** Start of Dataset records **
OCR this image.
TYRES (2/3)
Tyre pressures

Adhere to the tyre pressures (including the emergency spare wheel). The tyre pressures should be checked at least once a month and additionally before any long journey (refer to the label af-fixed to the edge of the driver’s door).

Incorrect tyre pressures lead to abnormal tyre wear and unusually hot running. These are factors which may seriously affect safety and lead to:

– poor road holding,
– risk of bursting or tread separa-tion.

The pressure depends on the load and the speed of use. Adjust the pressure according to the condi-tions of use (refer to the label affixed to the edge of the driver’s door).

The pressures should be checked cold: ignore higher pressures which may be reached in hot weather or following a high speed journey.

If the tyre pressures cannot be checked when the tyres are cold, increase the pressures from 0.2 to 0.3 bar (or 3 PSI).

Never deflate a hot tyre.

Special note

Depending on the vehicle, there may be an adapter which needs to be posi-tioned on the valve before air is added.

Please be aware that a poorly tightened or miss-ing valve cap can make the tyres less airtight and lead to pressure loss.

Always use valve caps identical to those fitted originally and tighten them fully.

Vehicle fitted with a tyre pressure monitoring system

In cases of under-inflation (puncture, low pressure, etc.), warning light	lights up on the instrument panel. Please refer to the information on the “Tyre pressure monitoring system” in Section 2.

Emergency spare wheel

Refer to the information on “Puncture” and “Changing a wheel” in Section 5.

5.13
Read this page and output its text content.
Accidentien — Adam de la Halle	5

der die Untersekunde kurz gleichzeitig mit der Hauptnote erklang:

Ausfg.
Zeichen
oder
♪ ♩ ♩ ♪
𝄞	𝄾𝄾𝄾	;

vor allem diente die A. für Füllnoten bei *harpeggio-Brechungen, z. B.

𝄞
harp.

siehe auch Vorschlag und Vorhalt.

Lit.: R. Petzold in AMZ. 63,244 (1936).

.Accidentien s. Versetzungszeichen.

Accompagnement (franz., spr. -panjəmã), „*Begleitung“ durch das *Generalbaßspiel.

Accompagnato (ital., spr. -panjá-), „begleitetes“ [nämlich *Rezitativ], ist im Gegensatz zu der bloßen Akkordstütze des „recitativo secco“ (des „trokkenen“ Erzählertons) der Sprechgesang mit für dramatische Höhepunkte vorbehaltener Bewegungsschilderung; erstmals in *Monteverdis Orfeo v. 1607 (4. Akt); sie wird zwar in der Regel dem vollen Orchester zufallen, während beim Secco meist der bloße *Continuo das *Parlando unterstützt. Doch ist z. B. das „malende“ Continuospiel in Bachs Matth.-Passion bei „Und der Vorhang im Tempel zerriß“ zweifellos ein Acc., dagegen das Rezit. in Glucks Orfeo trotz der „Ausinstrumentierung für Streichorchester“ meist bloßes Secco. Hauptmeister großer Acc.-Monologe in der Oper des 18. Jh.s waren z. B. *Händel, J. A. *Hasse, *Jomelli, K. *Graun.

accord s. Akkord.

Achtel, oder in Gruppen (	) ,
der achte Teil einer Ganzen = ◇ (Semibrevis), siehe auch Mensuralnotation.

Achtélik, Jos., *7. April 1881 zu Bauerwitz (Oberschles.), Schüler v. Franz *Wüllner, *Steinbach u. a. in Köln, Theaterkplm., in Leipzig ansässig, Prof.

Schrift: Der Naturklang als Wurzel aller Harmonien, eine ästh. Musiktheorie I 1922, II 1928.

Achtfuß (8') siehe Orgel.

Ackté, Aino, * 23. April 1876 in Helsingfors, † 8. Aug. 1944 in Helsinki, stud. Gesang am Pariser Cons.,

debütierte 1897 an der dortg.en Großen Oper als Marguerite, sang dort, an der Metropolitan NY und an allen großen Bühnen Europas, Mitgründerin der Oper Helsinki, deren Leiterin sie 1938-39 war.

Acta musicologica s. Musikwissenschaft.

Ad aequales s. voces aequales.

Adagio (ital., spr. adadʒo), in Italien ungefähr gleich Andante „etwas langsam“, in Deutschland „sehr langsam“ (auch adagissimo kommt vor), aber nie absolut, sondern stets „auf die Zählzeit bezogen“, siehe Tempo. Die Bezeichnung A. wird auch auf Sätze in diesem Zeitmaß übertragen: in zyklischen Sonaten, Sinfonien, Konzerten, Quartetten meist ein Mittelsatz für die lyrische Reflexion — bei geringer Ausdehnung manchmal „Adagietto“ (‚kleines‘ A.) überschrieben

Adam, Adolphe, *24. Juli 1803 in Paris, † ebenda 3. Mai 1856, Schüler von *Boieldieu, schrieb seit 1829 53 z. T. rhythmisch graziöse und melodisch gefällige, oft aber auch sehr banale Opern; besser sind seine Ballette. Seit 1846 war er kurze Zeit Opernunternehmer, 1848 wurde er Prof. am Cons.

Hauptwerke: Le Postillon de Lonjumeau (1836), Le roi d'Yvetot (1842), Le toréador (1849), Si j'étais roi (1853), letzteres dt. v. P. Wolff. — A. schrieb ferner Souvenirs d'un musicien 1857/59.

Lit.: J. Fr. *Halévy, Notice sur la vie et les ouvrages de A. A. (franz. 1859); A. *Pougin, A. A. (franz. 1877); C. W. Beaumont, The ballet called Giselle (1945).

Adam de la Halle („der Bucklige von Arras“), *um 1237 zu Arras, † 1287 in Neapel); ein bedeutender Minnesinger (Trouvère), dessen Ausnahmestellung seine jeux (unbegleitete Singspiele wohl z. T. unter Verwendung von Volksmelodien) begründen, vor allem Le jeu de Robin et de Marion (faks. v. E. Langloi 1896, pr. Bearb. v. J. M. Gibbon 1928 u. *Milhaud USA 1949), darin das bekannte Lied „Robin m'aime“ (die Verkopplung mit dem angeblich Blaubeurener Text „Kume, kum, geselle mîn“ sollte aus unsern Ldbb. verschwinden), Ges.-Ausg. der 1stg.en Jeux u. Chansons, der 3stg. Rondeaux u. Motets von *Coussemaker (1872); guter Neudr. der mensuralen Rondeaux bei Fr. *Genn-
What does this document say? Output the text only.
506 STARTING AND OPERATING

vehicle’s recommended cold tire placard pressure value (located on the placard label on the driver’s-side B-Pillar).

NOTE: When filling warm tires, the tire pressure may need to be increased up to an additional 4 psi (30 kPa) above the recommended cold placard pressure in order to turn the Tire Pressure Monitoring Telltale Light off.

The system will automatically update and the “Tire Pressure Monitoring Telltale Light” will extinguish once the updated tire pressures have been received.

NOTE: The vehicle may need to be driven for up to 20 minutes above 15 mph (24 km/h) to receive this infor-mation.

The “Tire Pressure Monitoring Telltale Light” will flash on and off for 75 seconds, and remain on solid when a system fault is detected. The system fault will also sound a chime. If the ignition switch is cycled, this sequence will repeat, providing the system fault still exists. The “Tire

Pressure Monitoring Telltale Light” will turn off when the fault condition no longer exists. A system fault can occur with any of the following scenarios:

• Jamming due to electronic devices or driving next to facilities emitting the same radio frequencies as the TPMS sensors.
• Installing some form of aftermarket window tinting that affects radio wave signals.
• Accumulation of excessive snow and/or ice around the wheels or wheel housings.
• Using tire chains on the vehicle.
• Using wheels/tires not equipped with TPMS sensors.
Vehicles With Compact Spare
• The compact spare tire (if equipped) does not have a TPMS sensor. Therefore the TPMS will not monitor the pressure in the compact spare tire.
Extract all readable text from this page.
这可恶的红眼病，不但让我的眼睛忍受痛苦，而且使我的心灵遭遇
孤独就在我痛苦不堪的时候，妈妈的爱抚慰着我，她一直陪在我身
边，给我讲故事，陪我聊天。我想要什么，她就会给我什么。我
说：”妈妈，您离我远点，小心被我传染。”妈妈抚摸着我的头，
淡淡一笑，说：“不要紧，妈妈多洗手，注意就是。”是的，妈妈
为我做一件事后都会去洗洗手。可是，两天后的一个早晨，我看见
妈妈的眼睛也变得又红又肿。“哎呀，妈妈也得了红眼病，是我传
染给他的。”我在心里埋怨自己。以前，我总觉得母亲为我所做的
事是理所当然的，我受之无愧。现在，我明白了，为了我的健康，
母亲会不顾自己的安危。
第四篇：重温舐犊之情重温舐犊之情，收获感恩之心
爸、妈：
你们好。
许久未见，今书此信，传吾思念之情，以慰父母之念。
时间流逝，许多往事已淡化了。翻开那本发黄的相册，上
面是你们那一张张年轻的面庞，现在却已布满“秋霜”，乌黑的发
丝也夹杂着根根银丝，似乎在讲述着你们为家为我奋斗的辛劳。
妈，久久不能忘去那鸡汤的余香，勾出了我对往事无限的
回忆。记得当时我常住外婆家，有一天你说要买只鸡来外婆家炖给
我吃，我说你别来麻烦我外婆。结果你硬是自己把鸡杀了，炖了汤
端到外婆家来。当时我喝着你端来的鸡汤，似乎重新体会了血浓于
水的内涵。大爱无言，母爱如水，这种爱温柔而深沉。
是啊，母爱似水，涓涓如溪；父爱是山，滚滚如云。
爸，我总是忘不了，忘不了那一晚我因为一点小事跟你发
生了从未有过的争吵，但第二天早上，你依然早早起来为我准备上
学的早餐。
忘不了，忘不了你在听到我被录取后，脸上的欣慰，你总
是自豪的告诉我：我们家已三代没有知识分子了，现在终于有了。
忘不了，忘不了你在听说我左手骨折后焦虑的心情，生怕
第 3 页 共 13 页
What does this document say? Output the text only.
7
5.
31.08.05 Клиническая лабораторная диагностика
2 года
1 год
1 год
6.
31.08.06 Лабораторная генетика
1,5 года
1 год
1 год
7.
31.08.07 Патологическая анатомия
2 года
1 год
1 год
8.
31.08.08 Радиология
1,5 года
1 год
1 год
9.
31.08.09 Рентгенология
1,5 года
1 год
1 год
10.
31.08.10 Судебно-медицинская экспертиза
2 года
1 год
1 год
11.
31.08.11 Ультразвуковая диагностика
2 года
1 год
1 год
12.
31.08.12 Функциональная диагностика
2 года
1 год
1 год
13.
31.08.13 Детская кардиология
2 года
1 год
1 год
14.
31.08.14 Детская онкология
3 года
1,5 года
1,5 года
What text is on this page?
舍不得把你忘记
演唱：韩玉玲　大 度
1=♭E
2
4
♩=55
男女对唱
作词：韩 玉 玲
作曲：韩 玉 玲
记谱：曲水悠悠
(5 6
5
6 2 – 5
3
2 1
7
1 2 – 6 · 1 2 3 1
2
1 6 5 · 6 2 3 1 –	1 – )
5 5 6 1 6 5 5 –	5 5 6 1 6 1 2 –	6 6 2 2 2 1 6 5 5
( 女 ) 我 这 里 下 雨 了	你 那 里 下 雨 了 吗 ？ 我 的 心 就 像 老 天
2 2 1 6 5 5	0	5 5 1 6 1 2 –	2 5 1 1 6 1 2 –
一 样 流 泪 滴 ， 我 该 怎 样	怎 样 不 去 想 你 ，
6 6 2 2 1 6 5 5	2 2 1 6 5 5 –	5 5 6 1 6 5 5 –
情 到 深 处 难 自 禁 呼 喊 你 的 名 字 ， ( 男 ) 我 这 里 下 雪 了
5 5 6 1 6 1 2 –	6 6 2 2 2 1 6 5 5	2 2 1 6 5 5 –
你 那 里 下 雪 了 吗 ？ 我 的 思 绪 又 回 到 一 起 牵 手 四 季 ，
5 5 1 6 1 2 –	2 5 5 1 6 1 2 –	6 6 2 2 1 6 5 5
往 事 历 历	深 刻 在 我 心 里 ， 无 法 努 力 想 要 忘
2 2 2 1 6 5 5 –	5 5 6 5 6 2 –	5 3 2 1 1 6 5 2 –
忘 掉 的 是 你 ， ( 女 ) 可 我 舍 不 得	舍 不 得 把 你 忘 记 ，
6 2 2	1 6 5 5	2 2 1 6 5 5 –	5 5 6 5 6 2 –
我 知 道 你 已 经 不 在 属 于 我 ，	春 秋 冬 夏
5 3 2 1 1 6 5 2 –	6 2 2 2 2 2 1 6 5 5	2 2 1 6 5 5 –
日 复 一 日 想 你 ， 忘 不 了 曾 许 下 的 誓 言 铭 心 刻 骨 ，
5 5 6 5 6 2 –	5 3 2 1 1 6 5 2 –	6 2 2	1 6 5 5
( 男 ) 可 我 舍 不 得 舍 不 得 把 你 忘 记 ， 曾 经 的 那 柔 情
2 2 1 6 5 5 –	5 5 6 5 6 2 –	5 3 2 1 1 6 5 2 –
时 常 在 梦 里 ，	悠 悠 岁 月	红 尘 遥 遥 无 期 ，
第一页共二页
** End of Dataset records **
Requirement
Quote, without any change, each line from the one that contains "What text is on this page?" through the end of the material.

Answer for this exercise
What text is on this page?
舍不得把你忘记
演唱：韩玉玲　大 度
1=♭E
2
4
♩=55
男女对唱
作词：韩 玉 玲
作曲：韩 玉 玲
记谱：曲水悠悠
(5 6
5
6 2 – 5
3
2 1
7
1 2 – 6 · 1 2 3 1
2
1 6 5 · 6 2 3 1 –	1 – )
5 5 6 1 6 5 5 –	5 5 6 1 6 1 2 –	6 6 2 2 2 1 6 5 5
( 女 ) 我 这 里 下 雨 了	你 那 里 下 雨 了 吗 ？ 我 的 心 就 像 老 天
2 2 1 6 5 5	0	5 5 1 6 1 2 –	2 5 1 1 6 1 2 –
一 样 流 泪 滴 ， 我 该 怎 样	怎 样 不 去 想 你 ，
6 6 2 2 1 6 5 5	2 2 1 6 5 5 –	5 5 6 1 6 5 5 –
情 到 深 处 难 自 禁 呼 喊 你 的 名 字 ， ( 男 ) 我 这 里 下 雪 了
5 5 6 1 6 1 2 –	6 6 2 2 2 1 6 5 5	2 2 1 6 5 5 –
你 那 里 下 雪 了 吗 ？ 我 的 思 绪 又 回 到 一 起 牵 手 四 季 ，
5 5 1 6 1 2 –	2 5 5 1 6 1 2 –	6 6 2 2 1 6 5 5
往 事 历 历	深 刻 在 我 心 里 ， 无 法 努 力 想 要 忘
2 2 2 1 6 5 5 –	5 5 6 5 6 2 –	5 3 2 1 1 6 5 2 –
忘 掉 的 是 你 ， ( 女 ) 可 我 舍 不 得	舍 不 得 把 你 忘 记 ，
6 2 2	1 6 5 5	2 2 1 6 5 5 –	5 5 6 5 6 2 –
我 知 道 你 已 经 不 在 属 于 我 ，	春 秋 冬 夏
5 3 2 1 1 6 5 2 –	6 2 2 2 2 2 1 6 5 5	2 2 1 6 5 5 –
日 复 一 日 想 你 ， 忘 不 了 曾 许 下 的 誓 言 铭 心 刻 骨 ，
5 5 6 5 6 2 –	5 3 2 1 1 6 5 2 –	6 2 2	1 6 5 5
( 男 ) 可 我 舍 不 得 舍 不 得 把 你 忘 记 ， 曾 经 的 那 柔 情
2 2 1 6 5 5 –	5 5 6 5 6 2 –	5 3 2 1 1 6 5 2 –
时 常 在 梦 里 ，	悠 悠 岁 月	红 尘 遥 遥 无 期 ，
第一页共二页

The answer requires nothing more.